#### Task description:
Take the entries below and reproduce them word for word.
- - - - - - -
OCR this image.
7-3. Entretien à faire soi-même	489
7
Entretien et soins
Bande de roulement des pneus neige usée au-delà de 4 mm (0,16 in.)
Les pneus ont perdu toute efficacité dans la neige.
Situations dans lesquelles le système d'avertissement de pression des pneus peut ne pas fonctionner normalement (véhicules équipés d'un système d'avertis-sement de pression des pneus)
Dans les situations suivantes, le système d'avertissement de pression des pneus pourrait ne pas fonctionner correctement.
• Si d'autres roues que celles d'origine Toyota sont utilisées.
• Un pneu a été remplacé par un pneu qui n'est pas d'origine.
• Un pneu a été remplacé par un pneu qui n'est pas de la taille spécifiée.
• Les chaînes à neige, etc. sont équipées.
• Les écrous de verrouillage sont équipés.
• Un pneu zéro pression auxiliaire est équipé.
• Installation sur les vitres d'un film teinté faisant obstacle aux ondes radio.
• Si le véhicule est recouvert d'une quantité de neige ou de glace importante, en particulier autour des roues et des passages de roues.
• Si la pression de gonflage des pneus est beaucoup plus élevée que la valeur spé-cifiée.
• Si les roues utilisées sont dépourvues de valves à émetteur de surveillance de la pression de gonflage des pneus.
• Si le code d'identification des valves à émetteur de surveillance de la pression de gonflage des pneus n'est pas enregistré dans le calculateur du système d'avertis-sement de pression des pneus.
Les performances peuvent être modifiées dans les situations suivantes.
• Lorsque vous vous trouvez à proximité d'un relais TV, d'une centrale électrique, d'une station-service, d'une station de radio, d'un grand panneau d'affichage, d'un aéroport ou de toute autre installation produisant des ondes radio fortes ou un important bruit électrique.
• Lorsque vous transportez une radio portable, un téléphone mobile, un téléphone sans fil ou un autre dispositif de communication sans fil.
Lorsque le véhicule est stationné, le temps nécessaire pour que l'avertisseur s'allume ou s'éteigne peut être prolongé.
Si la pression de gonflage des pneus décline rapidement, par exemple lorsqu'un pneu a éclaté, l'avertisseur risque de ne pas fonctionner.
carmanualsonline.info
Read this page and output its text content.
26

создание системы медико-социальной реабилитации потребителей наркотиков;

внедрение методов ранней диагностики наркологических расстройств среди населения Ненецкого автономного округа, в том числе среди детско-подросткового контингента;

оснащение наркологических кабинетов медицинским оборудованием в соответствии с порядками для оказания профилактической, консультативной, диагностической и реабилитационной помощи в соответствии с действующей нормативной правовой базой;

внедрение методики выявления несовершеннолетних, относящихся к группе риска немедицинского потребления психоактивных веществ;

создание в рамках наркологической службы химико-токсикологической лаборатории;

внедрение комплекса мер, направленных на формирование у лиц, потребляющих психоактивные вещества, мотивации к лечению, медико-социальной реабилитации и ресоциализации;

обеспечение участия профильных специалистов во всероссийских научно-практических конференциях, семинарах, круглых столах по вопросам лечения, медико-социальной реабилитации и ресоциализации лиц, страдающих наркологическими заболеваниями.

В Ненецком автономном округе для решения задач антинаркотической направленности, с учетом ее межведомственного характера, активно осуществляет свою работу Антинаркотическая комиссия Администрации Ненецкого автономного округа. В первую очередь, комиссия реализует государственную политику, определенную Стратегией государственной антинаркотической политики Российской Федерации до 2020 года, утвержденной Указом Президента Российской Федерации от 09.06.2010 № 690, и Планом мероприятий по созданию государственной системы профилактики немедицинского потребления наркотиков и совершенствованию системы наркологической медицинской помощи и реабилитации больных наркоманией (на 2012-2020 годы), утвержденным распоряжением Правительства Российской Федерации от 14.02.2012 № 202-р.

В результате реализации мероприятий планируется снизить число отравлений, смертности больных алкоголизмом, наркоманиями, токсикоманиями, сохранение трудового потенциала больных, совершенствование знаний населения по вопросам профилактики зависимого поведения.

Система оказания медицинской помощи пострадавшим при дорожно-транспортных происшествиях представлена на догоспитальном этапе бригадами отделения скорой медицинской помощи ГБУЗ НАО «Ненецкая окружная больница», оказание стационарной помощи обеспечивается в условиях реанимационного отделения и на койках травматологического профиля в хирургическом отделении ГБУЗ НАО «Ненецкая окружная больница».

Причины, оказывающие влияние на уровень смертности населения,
- - - - - - -
#### Task output:
OCR this image.
7-3. Entretien à faire soi-même	489
7
Entretien et soins
Bande de roulement des pneus neige usée au-delà de 4 mm (0,16 in.)
Les pneus ont perdu toute efficacité dans la neige.
Situations dans lesquelles le système d'avertissement de pression des pneus peut ne pas fonctionner normalement (véhicules équipés d'un système d'avertis-sement de pression des pneus)
Dans les situations suivantes, le système d'avertissement de pression des pneus pourrait ne pas fonctionner correctement.
• Si d'autres roues que celles d'origine Toyota sont utilisées.
• Un pneu a été remplacé par un pneu qui n'est pas d'origine.
• Un pneu a été remplacé par un pneu qui n'est pas de la taille spécifiée.
• Les chaînes à neige, etc. sont équipées.
• Les écrous de verrouillage sont équipés.
• Un pneu zéro pression auxiliaire est équipé.
• Installation sur les vitres d'un film teinté faisant obstacle aux ondes radio.
• Si le véhicule est recouvert d'une quantité de neige ou de glace importante, en particulier autour des roues et des passages de roues.
• Si la pression de gonflage des pneus est beaucoup plus élevée que la valeur spé-cifiée.
• Si les roues utilisées sont dépourvues de valves à émetteur de surveillance de la pression de gonflage des pneus.
• Si le code d'identification des valves à émetteur de surveillance de la pression de gonflage des pneus n'est pas enregistré dans le calculateur du système d'avertis-sement de pression des pneus.
Les performances peuvent être modifiées dans les situations suivantes.
• Lorsque vous vous trouvez à proximité d'un relais TV, d'une centrale électrique, d'une station-service, d'une station de radio, d'un grand panneau d'affichage, d'un aéroport ou de toute autre installation produisant des ondes radio fortes ou un important bruit électrique.
• Lorsque vous transportez une radio portable, un téléphone mobile, un téléphone sans fil ou un autre dispositif de communication sans fil.
Lorsque le véhicule est stationné, le temps nécessaire pour que l'avertisseur s'allume ou s'éteigne peut être prolongé.
Si la pression de gonflage des pneus décline rapidement, par exemple lorsqu'un pneu a éclaté, l'avertisseur risque de ne pas fonctionner.
carmanualsonline.info
Read this page and output its text content.
26

создание системы медико-социальной реабилитации потребителей наркотиков;

внедрение методов ранней диагностики наркологических расстройств среди населения Ненецкого автономного округа, в том числе среди детско-подросткового контингента;

оснащение наркологических кабинетов медицинским оборудованием в соответствии с порядками для оказания профилактической, консультативной, диагностической и реабилитационной помощи в соответствии с действующей нормативной правовой базой;

внедрение методики выявления несовершеннолетних, относящихся к группе риска немедицинского потребления психоактивных веществ;

создание в рамках наркологической службы химико-токсикологической лаборатории;

внедрение комплекса мер, направленных на формирование у лиц, потребляющих психоактивные вещества, мотивации к лечению, медико-социальной реабилитации и ресоциализации;

обеспечение участия профильных специалистов во всероссийских научно-практических конференциях, семинарах, круглых столах по вопросам лечения, медико-социальной реабилитации и ресоциализации лиц, страдающих наркологическими заболеваниями.

В Ненецком автономном округе для решения задач антинаркотической направленности, с учетом ее межведомственного характера, активно осуществляет свою работу Антинаркотическая комиссия Администрации Ненецкого автономного округа. В первую очередь, комиссия реализует государственную политику, определенную Стратегией государственной антинаркотической политики Российской Федерации до 2020 года, утвержденной Указом Президента Российской Федерации от 09.06.2010 № 690, и Планом мероприятий по созданию государственной системы профилактики немедицинского потребления наркотиков и совершенствованию системы наркологической медицинской помощи и реабилитации больных наркоманией (на 2012-2020 годы), утвержденным распоряжением Правительства Российской Федерации от 14.02.2012 № 202-р.

В результате реализации мероприятий планируется снизить число отравлений, смертности больных алкоголизмом, наркоманиями, токсикоманиями, сохранение трудового потенциала больных, совершенствование знаний населения по вопросам профилактики зависимого поведения.

Система оказания медицинской помощи пострадавшим при дорожно-транспортных происшествиях представлена на догоспитальном этапе бригадами отделения скорой медицинской помощи ГБУЗ НАО «Ненецкая окружная больница», оказание стационарной помощи обеспечивается в условиях реанимационного отделения и на койках травматологического профиля в хирургическом отделении ГБУЗ НАО «Ненецкая окружная больница».

Причины, оказывающие влияние на уровень смертности населения,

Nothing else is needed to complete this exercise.